▶ _EXERCISE MATERIAL_:

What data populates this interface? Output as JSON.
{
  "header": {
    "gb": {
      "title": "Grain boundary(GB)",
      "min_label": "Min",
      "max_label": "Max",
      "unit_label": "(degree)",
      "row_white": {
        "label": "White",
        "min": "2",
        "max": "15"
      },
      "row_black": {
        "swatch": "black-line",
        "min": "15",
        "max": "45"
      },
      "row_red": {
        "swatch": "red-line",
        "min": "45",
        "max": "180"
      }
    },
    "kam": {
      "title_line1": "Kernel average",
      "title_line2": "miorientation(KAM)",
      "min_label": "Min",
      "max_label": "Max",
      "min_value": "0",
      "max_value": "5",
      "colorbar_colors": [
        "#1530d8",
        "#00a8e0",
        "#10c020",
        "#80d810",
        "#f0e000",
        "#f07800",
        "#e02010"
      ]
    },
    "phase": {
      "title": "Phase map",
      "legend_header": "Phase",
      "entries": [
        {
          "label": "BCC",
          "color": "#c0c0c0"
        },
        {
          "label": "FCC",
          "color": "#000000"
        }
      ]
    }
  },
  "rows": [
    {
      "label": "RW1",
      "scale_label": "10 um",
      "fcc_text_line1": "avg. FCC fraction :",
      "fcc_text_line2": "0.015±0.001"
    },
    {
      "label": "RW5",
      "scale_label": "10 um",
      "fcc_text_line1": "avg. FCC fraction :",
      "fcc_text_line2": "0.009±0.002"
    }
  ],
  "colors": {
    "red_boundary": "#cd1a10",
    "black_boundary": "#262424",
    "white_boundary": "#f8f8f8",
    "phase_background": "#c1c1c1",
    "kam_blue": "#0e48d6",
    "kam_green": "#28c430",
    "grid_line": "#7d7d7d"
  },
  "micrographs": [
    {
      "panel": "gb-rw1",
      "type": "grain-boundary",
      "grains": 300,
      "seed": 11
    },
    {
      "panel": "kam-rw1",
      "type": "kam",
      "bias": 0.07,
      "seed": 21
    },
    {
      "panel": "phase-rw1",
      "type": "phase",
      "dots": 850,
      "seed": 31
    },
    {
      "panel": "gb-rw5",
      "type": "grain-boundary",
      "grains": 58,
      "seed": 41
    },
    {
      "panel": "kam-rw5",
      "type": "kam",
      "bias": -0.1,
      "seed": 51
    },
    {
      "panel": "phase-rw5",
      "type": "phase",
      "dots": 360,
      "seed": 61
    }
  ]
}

▶ _DESCRIPTION OF THE TASK_: Print out the whole listing exactly as it appears.

▶ _RESULT FOR THIS TASK_:
What data populates this interface? Output as JSON.
{
  "header": {
    "gb": {
      "title": "Grain boundary(GB)",
      "min_label": "Min",
      "max_label": "Max",
      "unit_label": "(degree)",
      "row_white": {
        "label": "White",
        "min": "2",
        "max": "15"
      },
      "row_black": {
        "swatch": "black-line",
        "min": "15",
        "max": "45"
      },
      "row_red": {
        "swatch": "red-line",
        "min": "45",
        "max": "180"
      }
    },
    "kam": {
      "title_line1": "Kernel average",
      "title_line2": "miorientation(KAM)",
      "min_label": "Min",
      "max_label": "Max",
      "min_value": "0",
      "max_value": "5",
      "colorbar_colors": [
        "#1530d8",
        "#00a8e0",
        "#10c020",
        "#80d810",
        "#f0e000",
        "#f07800",
        "#e02010"
      ]
    },
    "phase": {
      "title": "Phase map",
      "legend_header": "Phase",
      "entries": [
        {
          "label": "BCC",
          "color": "#c0c0c0"
        },
        {
          "label": "FCC",
          "color": "#000000"
        }
      ]
    }
  },
  "rows": [
    {
      "label": "RW1",
      "scale_label": "10 um",
      "fcc_text_line1": "avg. FCC fraction :",
      "fcc_text_line2": "0.015±0.001"
    },
    {
      "label": "RW5",
      "scale_label": "10 um",
      "fcc_text_line1": "avg. FCC fraction :",
      "fcc_text_line2": "0.009±0.002"
    }
  ],
  "colors": {
    "red_boundary": "#cd1a10",
    "black_boundary": "#262424",
    "white_boundary": "#f8f8f8",
    "phase_background": "#c1c1c1",
    "kam_blue": "#0e48d6",
    "kam_green": "#28c430",
    "grid_line": "#7d7d7d"
  },
  "micrographs": [
    {
      "panel": "gb-rw1",
      "type": "grain-boundary",
      "grains": 300,
      "seed": 11
    },
    {
      "panel": "kam-rw1",
      "type": "kam",
      "bias": 0.07,
      "seed": 21
    },
    {
      "panel": "phase-rw1",
      "type": "phase",
      "dots": 850,
      "seed": 31
    },
    {
      "panel": "gb-rw5",
      "type": "grain-boundary",
      "grains": 58,
      "seed": 41
    },
    {
      "panel": "kam-rw5",
      "type": "kam",
      "bias": -0.1,
      "seed": 51
    },
    {
      "panel": "phase-rw5",
      "type": "phase",
      "dots": 360,
      "seed": 61
    }
  ]
}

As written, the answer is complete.